**AVAILABLE DATA**.
- - - - -
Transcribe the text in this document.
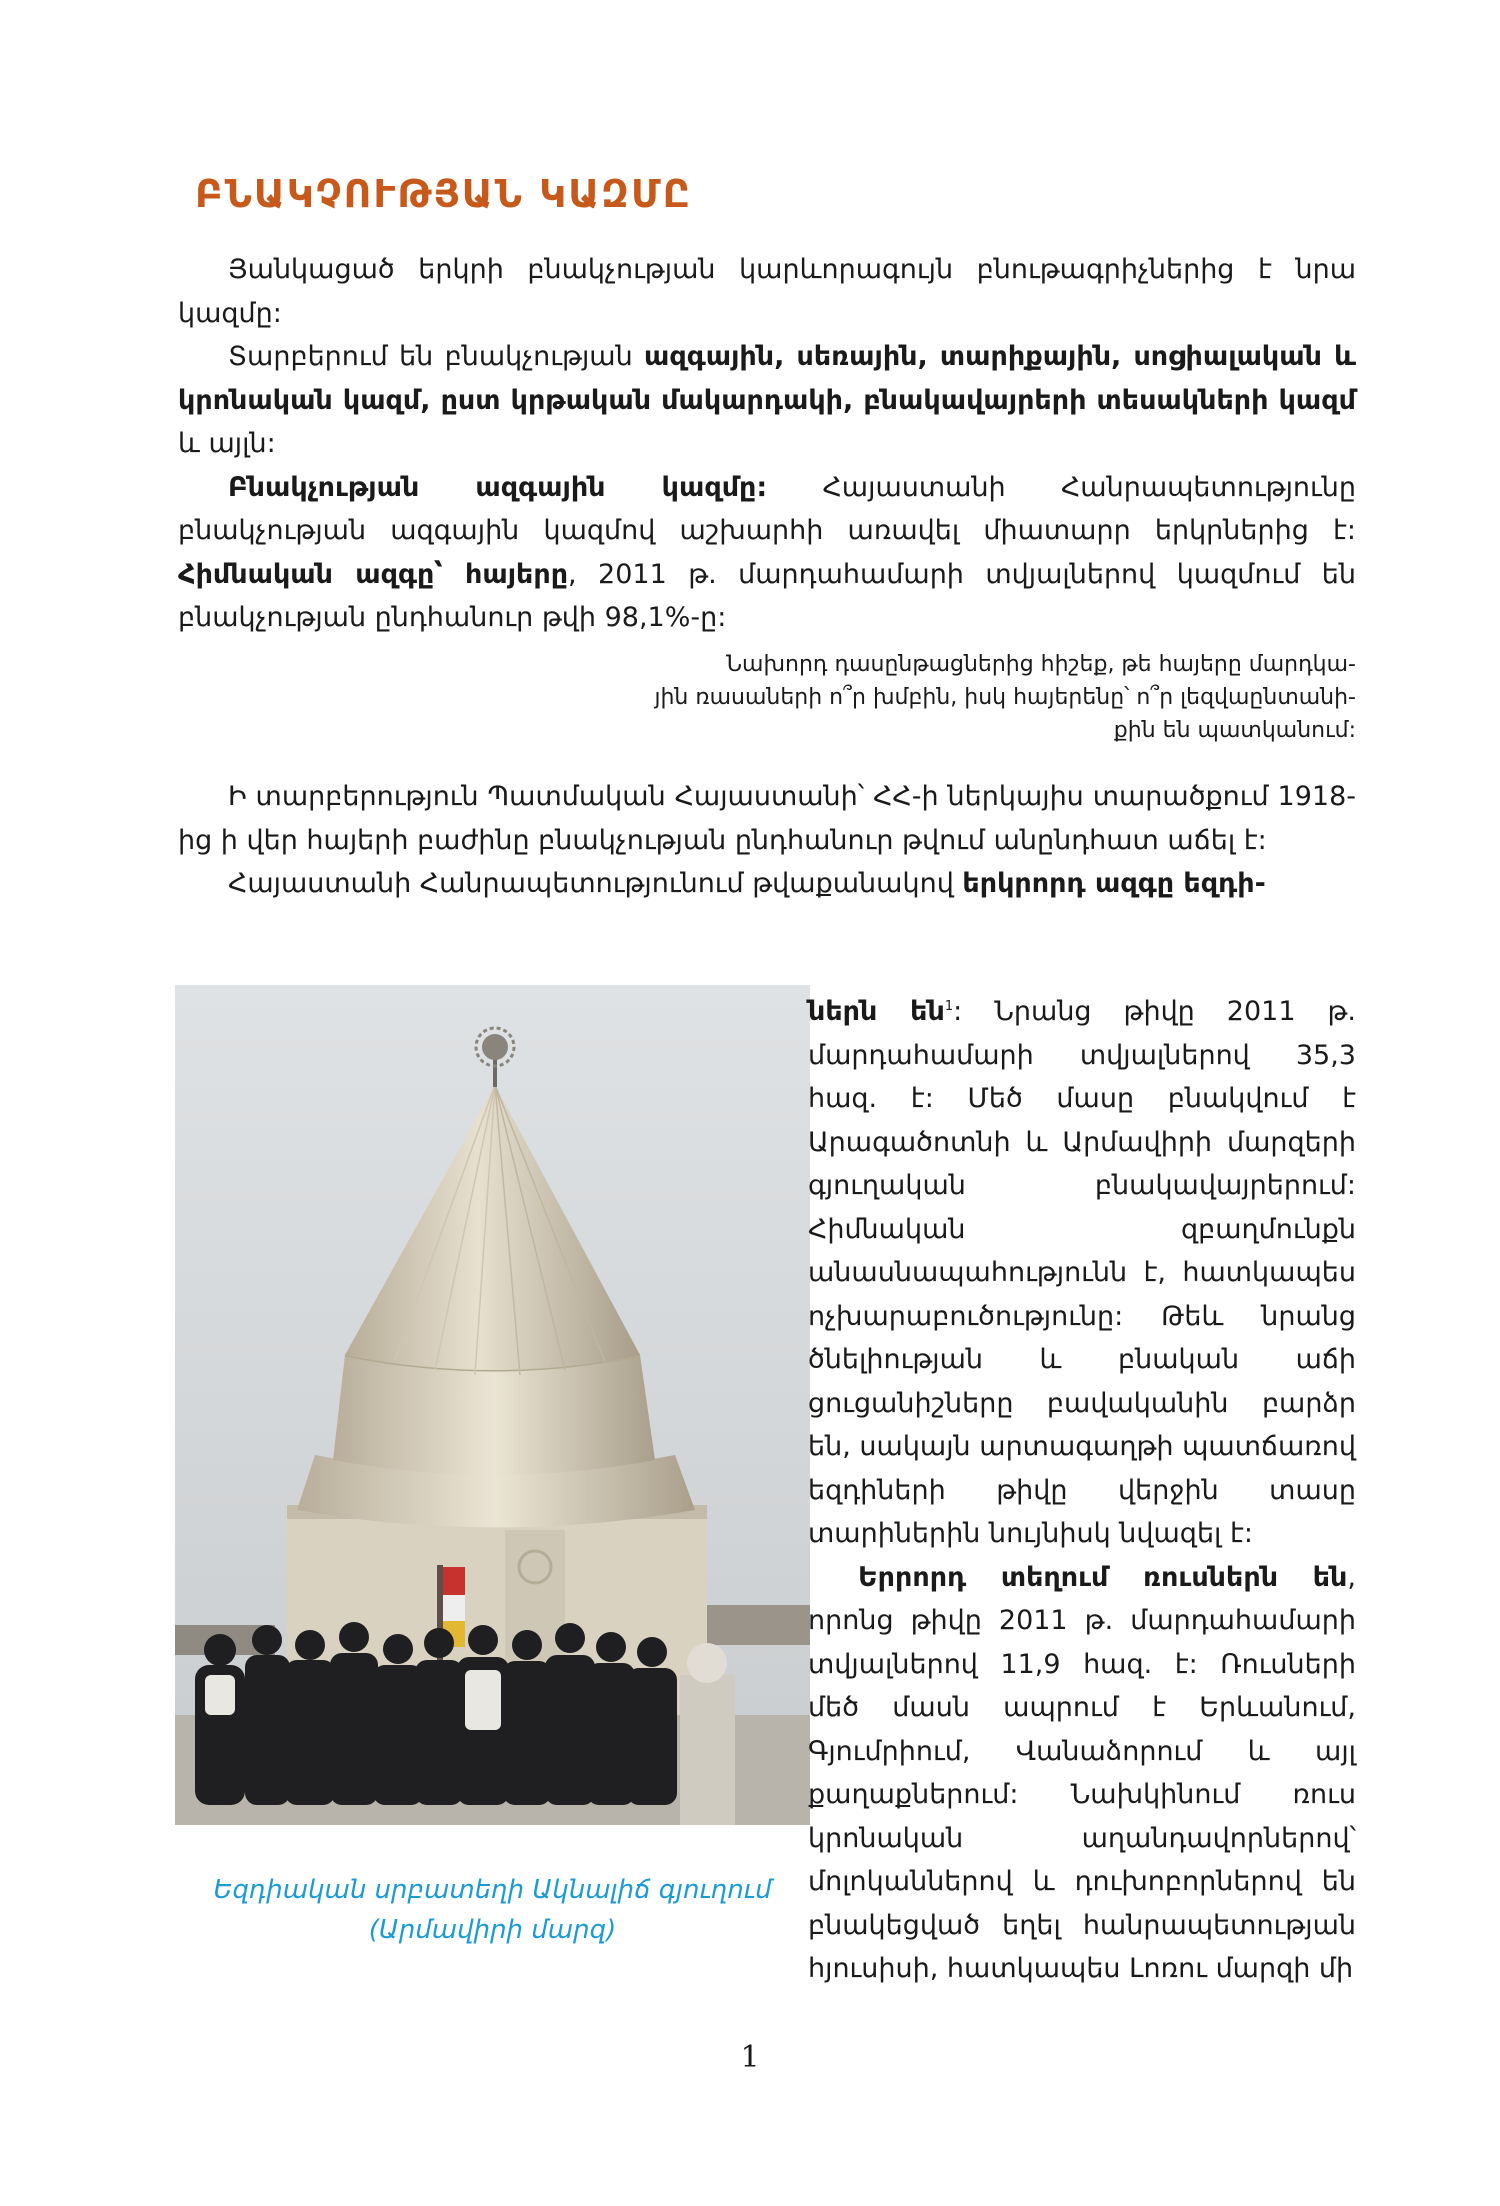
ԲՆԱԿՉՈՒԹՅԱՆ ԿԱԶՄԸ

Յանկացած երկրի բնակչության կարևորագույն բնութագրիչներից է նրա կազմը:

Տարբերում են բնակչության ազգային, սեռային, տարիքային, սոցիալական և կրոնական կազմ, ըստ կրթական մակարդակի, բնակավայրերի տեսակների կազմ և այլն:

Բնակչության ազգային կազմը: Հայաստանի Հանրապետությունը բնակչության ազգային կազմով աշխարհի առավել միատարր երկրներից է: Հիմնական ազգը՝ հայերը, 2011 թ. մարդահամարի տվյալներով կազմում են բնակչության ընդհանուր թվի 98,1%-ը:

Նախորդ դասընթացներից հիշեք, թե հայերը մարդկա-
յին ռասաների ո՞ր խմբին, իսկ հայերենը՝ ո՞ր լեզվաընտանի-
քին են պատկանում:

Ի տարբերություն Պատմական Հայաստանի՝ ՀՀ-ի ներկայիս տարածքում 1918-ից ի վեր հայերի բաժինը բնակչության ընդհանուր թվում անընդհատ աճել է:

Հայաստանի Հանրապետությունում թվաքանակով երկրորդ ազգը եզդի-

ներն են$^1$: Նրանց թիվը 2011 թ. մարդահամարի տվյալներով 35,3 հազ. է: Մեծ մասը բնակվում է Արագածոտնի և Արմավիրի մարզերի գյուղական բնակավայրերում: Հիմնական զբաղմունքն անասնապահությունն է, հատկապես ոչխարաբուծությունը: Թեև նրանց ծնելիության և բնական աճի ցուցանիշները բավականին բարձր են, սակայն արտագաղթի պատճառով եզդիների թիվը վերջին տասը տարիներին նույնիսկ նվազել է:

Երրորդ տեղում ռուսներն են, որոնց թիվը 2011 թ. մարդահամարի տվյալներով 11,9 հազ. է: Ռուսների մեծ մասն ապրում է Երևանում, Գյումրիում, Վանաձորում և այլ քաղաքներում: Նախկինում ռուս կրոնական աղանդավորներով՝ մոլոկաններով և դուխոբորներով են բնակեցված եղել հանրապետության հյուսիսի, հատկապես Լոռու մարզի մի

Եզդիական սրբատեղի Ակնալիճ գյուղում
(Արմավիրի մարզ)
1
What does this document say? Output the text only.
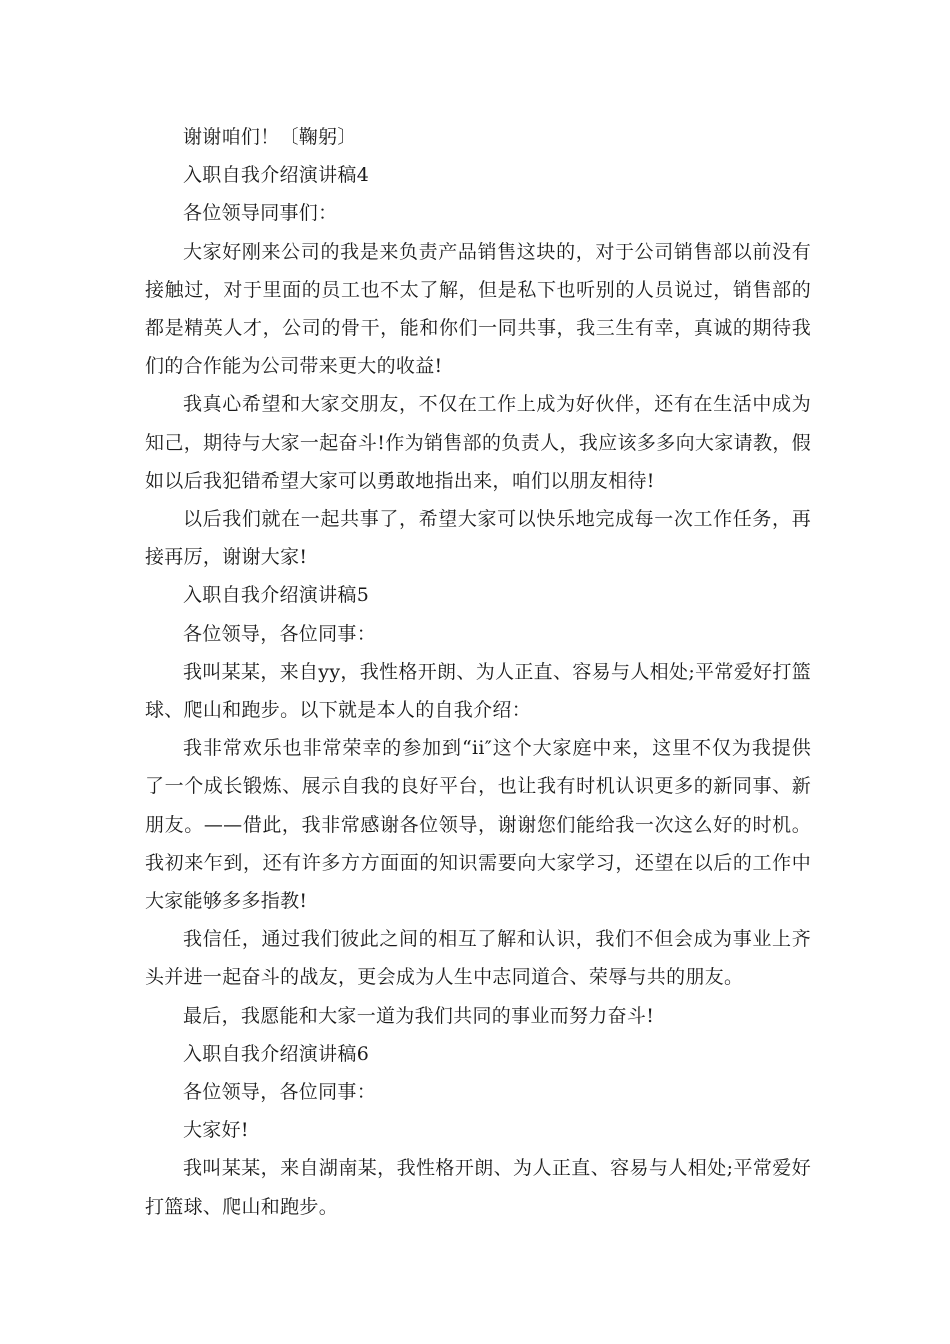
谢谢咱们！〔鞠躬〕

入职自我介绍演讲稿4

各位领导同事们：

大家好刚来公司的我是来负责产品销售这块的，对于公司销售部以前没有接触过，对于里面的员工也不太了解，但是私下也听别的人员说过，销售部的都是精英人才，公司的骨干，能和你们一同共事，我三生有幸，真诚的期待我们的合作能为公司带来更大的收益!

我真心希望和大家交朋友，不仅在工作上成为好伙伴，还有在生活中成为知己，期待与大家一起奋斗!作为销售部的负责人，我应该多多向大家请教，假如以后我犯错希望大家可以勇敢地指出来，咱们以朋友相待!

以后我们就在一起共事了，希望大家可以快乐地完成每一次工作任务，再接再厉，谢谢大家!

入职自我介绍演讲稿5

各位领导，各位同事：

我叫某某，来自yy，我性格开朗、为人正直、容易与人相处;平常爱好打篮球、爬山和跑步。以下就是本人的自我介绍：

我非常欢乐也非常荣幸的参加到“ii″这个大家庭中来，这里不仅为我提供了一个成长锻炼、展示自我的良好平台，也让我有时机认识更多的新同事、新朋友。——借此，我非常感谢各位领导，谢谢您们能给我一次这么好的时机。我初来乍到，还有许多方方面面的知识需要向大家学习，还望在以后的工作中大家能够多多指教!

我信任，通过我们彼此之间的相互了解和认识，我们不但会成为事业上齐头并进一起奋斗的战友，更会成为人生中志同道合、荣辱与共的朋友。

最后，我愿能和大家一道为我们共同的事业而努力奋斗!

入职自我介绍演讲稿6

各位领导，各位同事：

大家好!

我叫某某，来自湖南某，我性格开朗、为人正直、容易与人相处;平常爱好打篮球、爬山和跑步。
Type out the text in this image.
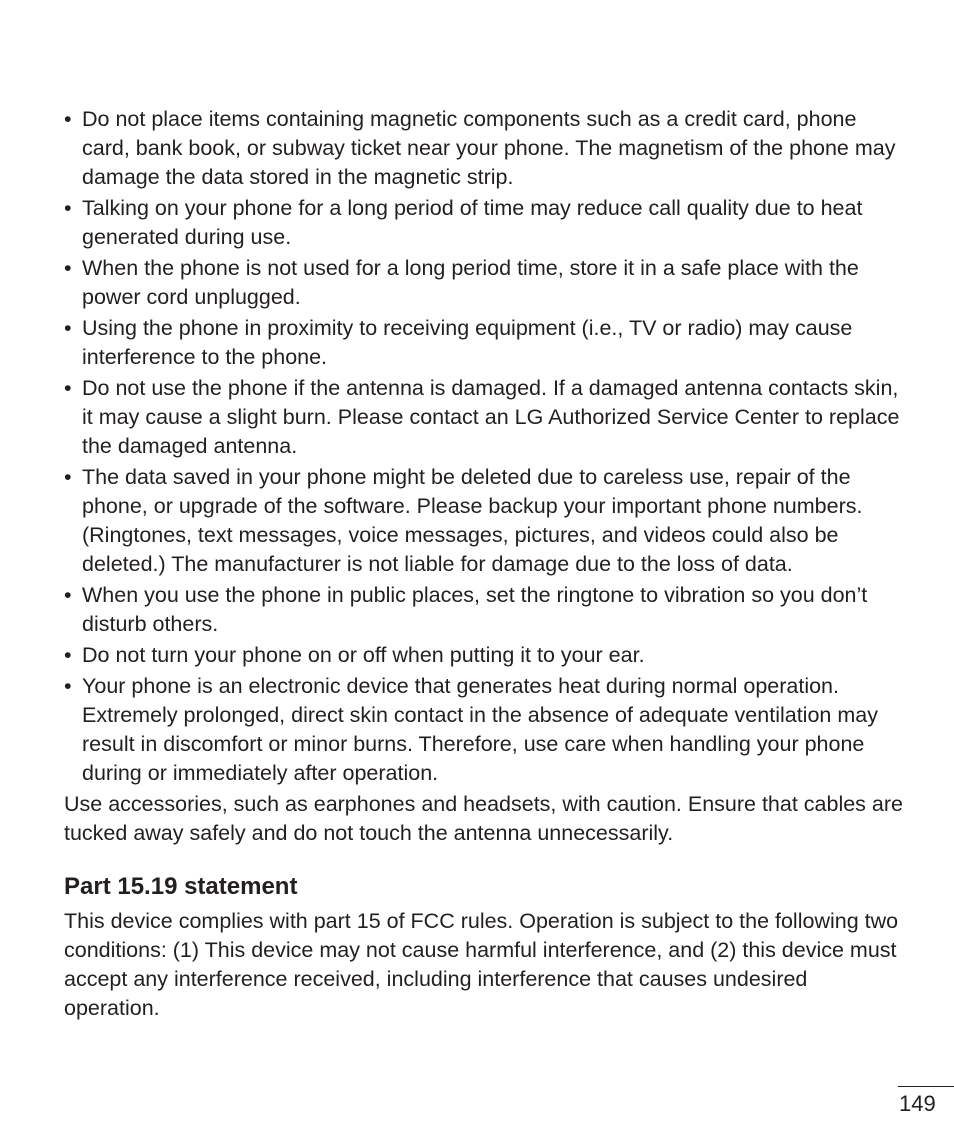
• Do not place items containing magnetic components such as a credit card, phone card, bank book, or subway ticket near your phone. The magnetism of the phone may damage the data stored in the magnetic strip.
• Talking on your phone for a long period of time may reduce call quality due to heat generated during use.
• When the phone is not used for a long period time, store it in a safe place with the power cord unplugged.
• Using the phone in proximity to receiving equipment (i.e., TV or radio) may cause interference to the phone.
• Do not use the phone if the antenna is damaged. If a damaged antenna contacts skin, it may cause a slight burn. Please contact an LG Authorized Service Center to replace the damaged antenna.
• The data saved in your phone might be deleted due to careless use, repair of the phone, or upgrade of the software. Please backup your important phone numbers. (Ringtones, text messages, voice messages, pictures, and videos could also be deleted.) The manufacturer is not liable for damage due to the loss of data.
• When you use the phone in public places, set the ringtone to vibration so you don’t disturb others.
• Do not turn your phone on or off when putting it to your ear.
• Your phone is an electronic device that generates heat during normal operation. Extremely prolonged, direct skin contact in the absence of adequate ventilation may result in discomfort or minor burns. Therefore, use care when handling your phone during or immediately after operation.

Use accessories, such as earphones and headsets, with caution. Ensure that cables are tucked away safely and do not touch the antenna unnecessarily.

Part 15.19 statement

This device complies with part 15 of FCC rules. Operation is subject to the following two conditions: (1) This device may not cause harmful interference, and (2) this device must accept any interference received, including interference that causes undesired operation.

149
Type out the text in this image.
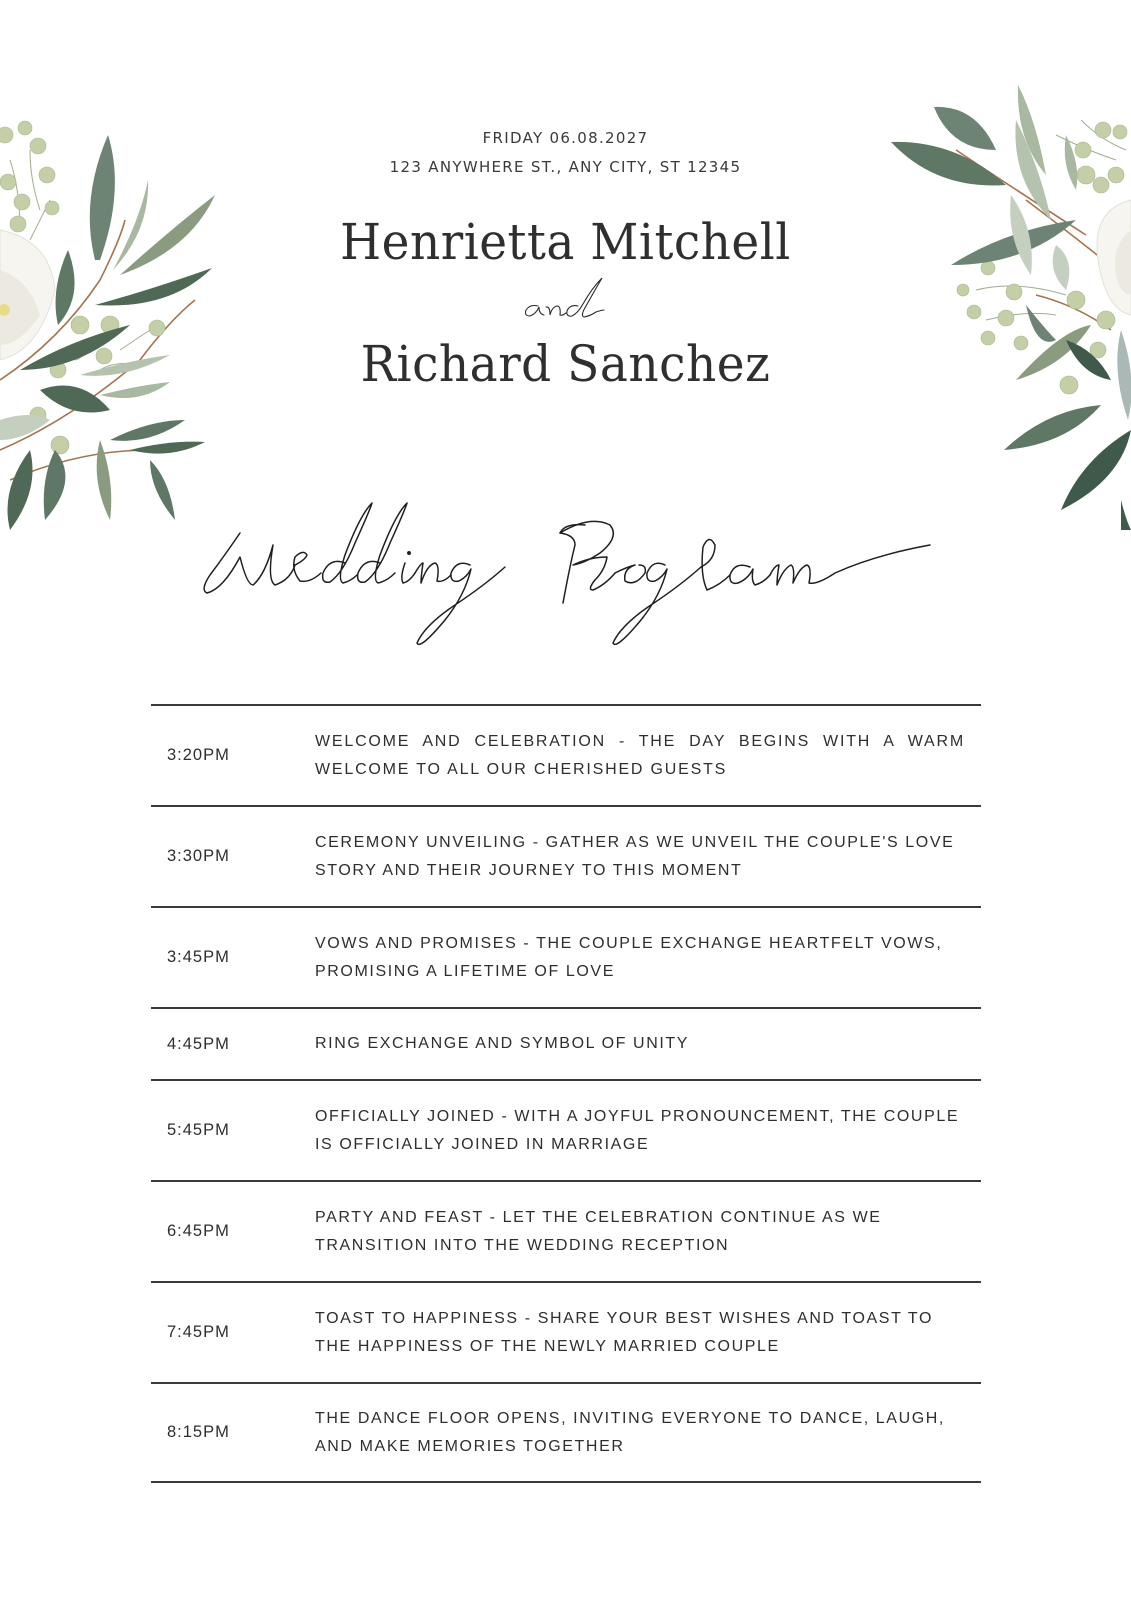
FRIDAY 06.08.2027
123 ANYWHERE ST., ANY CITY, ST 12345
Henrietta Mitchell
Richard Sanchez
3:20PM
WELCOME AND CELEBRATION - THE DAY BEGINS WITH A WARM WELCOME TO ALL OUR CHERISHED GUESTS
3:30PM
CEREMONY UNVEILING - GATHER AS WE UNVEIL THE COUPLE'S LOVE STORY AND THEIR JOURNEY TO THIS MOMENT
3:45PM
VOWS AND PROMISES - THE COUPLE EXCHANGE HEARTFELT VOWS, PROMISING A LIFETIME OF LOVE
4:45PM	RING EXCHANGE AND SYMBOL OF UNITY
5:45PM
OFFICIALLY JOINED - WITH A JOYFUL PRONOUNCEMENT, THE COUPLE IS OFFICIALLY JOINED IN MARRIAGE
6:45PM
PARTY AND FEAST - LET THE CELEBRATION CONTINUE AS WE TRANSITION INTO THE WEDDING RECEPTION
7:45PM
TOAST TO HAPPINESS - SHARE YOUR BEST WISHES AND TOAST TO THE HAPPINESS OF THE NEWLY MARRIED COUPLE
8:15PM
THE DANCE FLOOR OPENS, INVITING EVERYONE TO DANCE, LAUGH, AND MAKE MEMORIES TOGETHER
- - - - -
**WHAT IS ASKED**.
Scan the material for lines with the word "skin", and copy each line you find.

**SOLUTION TO THE PROBLEM**.
• Do not use the phone if the antenna is damaged. If a damaged antenna contacts skin, it may cause a slight burn. Please contact an LG Authorized Service Center to replace the damaged antenna.
• Your phone is an electronic device that generates heat during normal operation. Extremely prolonged, direct skin contact in the absence of adequate ventilation may result in discomfort or minor burns. Therefore, use care when handling your phone during or immediately after operation.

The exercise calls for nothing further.